Problem description: Write out the data below in full, unchanged, minus the images.

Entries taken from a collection
┏━━
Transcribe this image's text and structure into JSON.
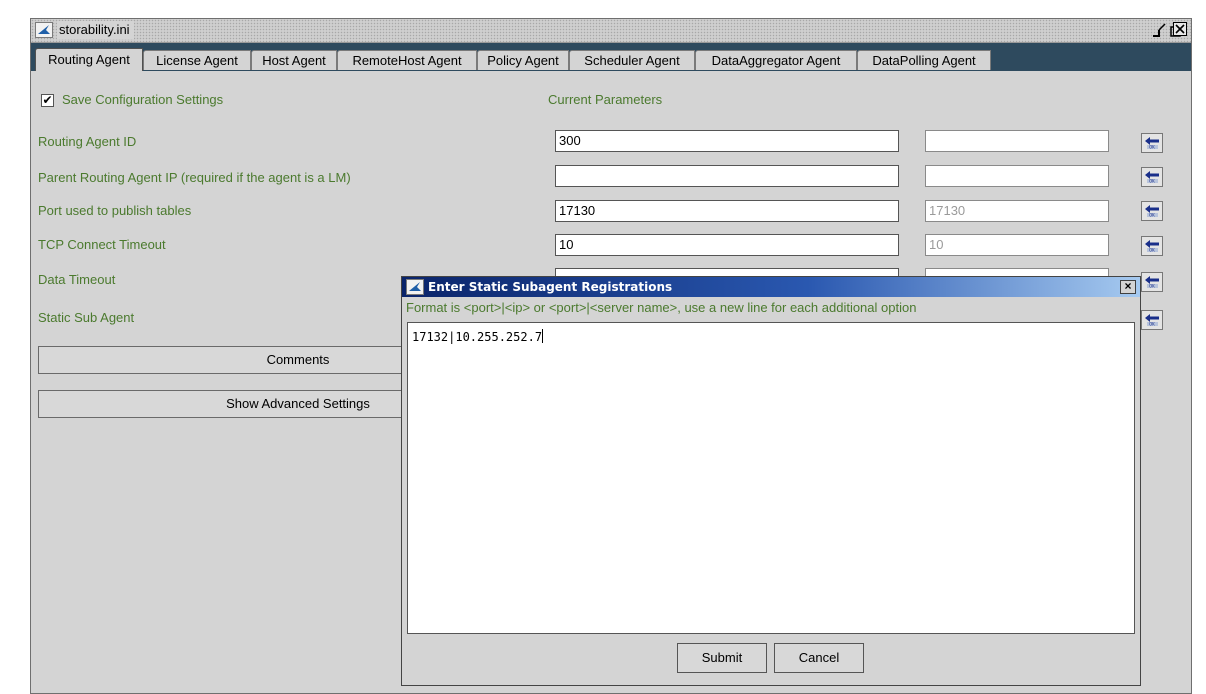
{
  "window": {
    "title": "storability.ini"
  },
  "tabs": [
    {
      "label": "Routing Agent"
    },
    {
      "label": "License Agent"
    },
    {
      "label": "Host Agent"
    },
    {
      "label": "RemoteHost Agent"
    },
    {
      "label": "Policy Agent"
    },
    {
      "label": "Scheduler Agent"
    },
    {
      "label": "DataAggregator Agent"
    },
    {
      "label": "DataPolling Agent"
    }
  ],
  "form": {
    "save_config": {
      "label": "Save Configuration Settings",
      "checked": true,
      "mark": "✔"
    },
    "current_params_label": "Current Parameters",
    "rows": [
      {
        "label": "Routing Agent ID",
        "value": "300",
        "current": ""
      },
      {
        "label": "Parent Routing Agent IP (required if the agent is a LM)",
        "value": "",
        "current": ""
      },
      {
        "label": "Port used to publish tables",
        "value": "17130",
        "current": "17130"
      },
      {
        "label": "TCP Connect Timeout",
        "value": "10",
        "current": "10"
      },
      {
        "label": "Data Timeout",
        "value": "",
        "current": ""
      },
      {
        "label": "Static Sub Agent"
      }
    ],
    "comments_button": "Comments",
    "advanced_button": "Show Advanced Settings"
  },
  "dialog": {
    "title": "Enter Static Subagent Registrations",
    "close_glyph": "×",
    "hint": "Format is <port>|<ip> or <port>|<server name>, use a new line for each additional option",
    "text": "17132|10.255.252.7",
    "submit_label": "Submit",
    "cancel_label": "Cancel"
  },
  "colors": {
    "label_green": "#4b7a2e",
    "tab_bar": "#2e4a5e",
    "dialog_title_start": "#0a246a",
    "dialog_title_end": "#a6caf0"
  },
  "icons": {
    "app": "app-arrow-icon",
    "apply": "ok-arrow-icon",
    "minimize": "minimize-icon",
    "maximize": "maximize-icon",
    "close": "close-icon"
  }
}
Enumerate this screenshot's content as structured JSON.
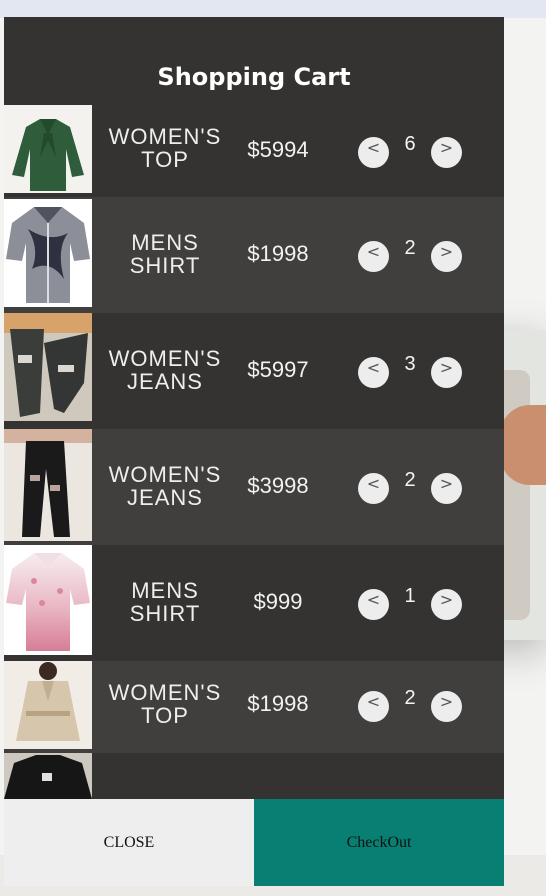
{
  "cart": {
    "title": "Shopping Cart",
    "decrement_icon": "<",
    "increment_icon": ">",
    "items": [
      {
        "name": "WOMEN'S TOP",
        "price": "$5994",
        "qty": "6",
        "thumb": "green-blouse"
      },
      {
        "name": "MENS SHIRT",
        "price": "$1998",
        "qty": "2",
        "thumb": "tie-dye-shirt"
      },
      {
        "name": "WOMEN'S JEANS",
        "price": "$5997",
        "qty": "3",
        "thumb": "ripped-jeans-grey"
      },
      {
        "name": "WOMEN'S JEANS",
        "price": "$3998",
        "qty": "2",
        "thumb": "ripped-jeans-black"
      },
      {
        "name": "MENS SHIRT",
        "price": "$999",
        "qty": "1",
        "thumb": "pink-gradient-shirt"
      },
      {
        "name": "WOMEN'S TOP",
        "price": "$1998",
        "qty": "2",
        "thumb": "beige-trench-top"
      },
      {
        "name": "",
        "price": "",
        "qty": "",
        "thumb": "black-tshirt"
      }
    ]
  },
  "footer": {
    "close_label": "CLOSE",
    "checkout_label": "CheckOut"
  },
  "colors": {
    "panel": "#343331",
    "row_alt": "#403f3d",
    "checkout": "#087f73"
  }
}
┗━━
Correct answer:
Transcribe this image's text and structure into JSON.
{
  "window": {
    "title": "storability.ini"
  },
  "tabs": [
    {
      "label": "Routing Agent"
    },
    {
      "label": "License Agent"
    },
    {
      "label": "Host Agent"
    },
    {
      "label": "RemoteHost Agent"
    },
    {
      "label": "Policy Agent"
    },
    {
      "label": "Scheduler Agent"
    },
    {
      "label": "DataAggregator Agent"
    },
    {
      "label": "DataPolling Agent"
    }
  ],
  "form": {
    "save_config": {
      "label": "Save Configuration Settings",
      "checked": true,
      "mark": "✔"
    },
    "current_params_label": "Current Parameters",
    "rows": [
      {
        "label": "Routing Agent ID",
        "value": "300",
        "current": ""
      },
      {
        "label": "Parent Routing Agent IP (required if the agent is a LM)",
        "value": "",
        "current": ""
      },
      {
        "label": "Port used to publish tables",
        "value": "17130",
        "current": "17130"
      },
      {
        "label": "TCP Connect Timeout",
        "value": "10",
        "current": "10"
      },
      {
        "label": "Data Timeout",
        "value": "",
        "current": ""
      },
      {
        "label": "Static Sub Agent"
      }
    ],
    "comments_button": "Comments",
    "advanced_button": "Show Advanced Settings"
  },
  "dialog": {
    "title": "Enter Static Subagent Registrations",
    "close_glyph": "×",
    "hint": "Format is <port>|<ip> or <port>|<server name>, use a new line for each additional option",
    "text": "17132|10.255.252.7",
    "submit_label": "Submit",
    "cancel_label": "Cancel"
  },
  "colors": {
    "label_green": "#4b7a2e",
    "tab_bar": "#2e4a5e",
    "dialog_title_start": "#0a246a",
    "dialog_title_end": "#a6caf0"
  },
  "icons": {
    "app": "app-arrow-icon",
    "apply": "ok-arrow-icon",
    "minimize": "minimize-icon",
    "maximize": "maximize-icon",
    "close": "close-icon"
  }
}
Enumerate this screenshot's content as structured JSON.
{
  "cart": {
    "title": "Shopping Cart",
    "decrement_icon": "<",
    "increment_icon": ">",
    "items": [
      {
        "name": "WOMEN'S TOP",
        "price": "$5994",
        "qty": "6",
        "thumb": "green-blouse"
      },
      {
        "name": "MENS SHIRT",
        "price": "$1998",
        "qty": "2",
        "thumb": "tie-dye-shirt"
      },
      {
        "name": "WOMEN'S JEANS",
        "price": "$5997",
        "qty": "3",
        "thumb": "ripped-jeans-grey"
      },
      {
        "name": "WOMEN'S JEANS",
        "price": "$3998",
        "qty": "2",
        "thumb": "ripped-jeans-black"
      },
      {
        "name": "MENS SHIRT",
        "price": "$999",
        "qty": "1",
        "thumb": "pink-gradient-shirt"
      },
      {
        "name": "WOMEN'S TOP",
        "price": "$1998",
        "qty": "2",
        "thumb": "beige-trench-top"
      },
      {
        "name": "",
        "price": "",
        "qty": "",
        "thumb": "black-tshirt"
      }
    ]
  },
  "footer": {
    "close_label": "CLOSE",
    "checkout_label": "CheckOut"
  },
  "colors": {
    "panel": "#343331",
    "row_alt": "#403f3d",
    "checkout": "#087f73"
  }
}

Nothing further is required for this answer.